Records for this task:
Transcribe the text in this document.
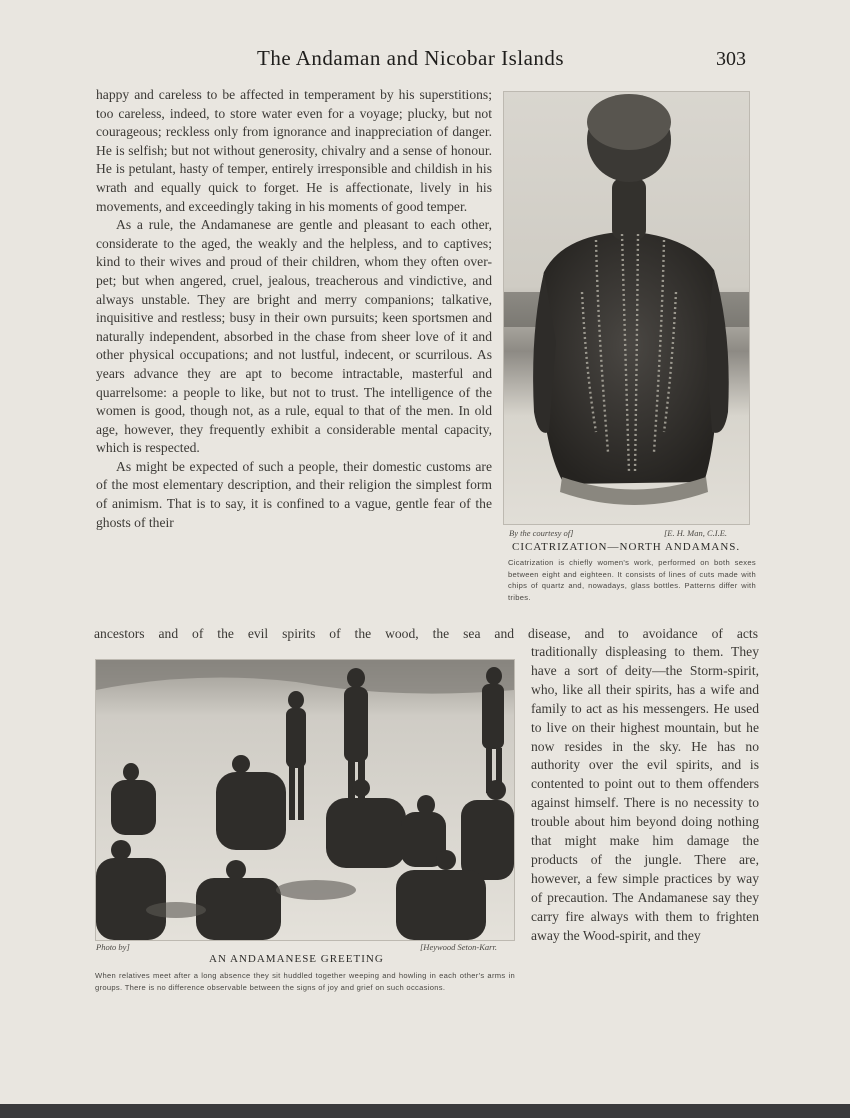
The Andaman and Nicobar Islands	303

happy and careless to be affected in temperament by his superstitions; too careless, indeed, to store water even for a voyage; plucky, but not courageous; reckless only from ignorance and inappreciation of danger. He is selfish; but not without generosity, chivalry and a sense of honour. He is petulant, hasty of temper, entirely irresponsible and childish in his wrath and equally quick to forget. He is affectionate, lively in his movements, and exceedingly taking in his moments of good temper.

As a rule, the Andamanese are gentle and pleasant to each other, considerate to the aged, the weakly and the helpless, and to captives; kind to their wives and proud of their children, whom they often over-pet; but when angered, cruel, jealous, treacherous and vindictive, and always unstable. They are bright and merry companions; talkative, inquisitive and restless; busy in their own pursuits; keen sportsmen and naturally independent, absorbed in the chase from sheer love of it and other physical occupations; and not lustful, indecent, or scurrilous. As years advance they are apt to become intractable, masterful and quarrelsome: a people to like, but not to trust. The intelligence of the women is good, though not, as a rule, equal to that of the men. In old age, however, they frequently exhibit a considerable mental capacity, which is respected.

As might be expected of such a people, their domestic customs are of the most elementary description, and their religion the simplest form of animism. That is to say, it is confined to a vague, gentle fear of the ghosts of their

By the courtesy of]	[E. H. Man, C.I.E.
CICATRIZATION—NORTH ANDAMANS.
Cicatrization is chiefly women's work, performed on both sexes between eight and eighteen. It consists of lines of cuts made with chips of quartz and, nowadays, glass bottles. Patterns differ with tribes.
ancestors and of the evil spirits of the wood, the sea and disease, and to avoidance of acts
Photo by]	[Heywood Seton-Karr.
AN ANDAMANESE GREETING
When relatives meet after a long absence they sit huddled together weeping and howling in each other's arms in groups. There is no difference observable between the signs of joy and grief on such occasions.
traditionally displeasing to them. They have a sort of deity—the Storm-spirit, who, like all their spirits, has a wife and family to act as his messengers. He used to live on their highest mountain, but he now resides in the sky. He has no authority over the evil spirits, and is contented to point out to them offenders against himself. There is no necessity to trouble about him beyond doing nothing that might make him damage the products of the jungle. There are, however, a few simple practices by way of precaution. The Andamanese say they carry fire always with them to frighten away the Wood-spirit, and they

Instructions for the task: Your answer should be one number: how many lines in the material above contain the string "always".

Completed exercise: 2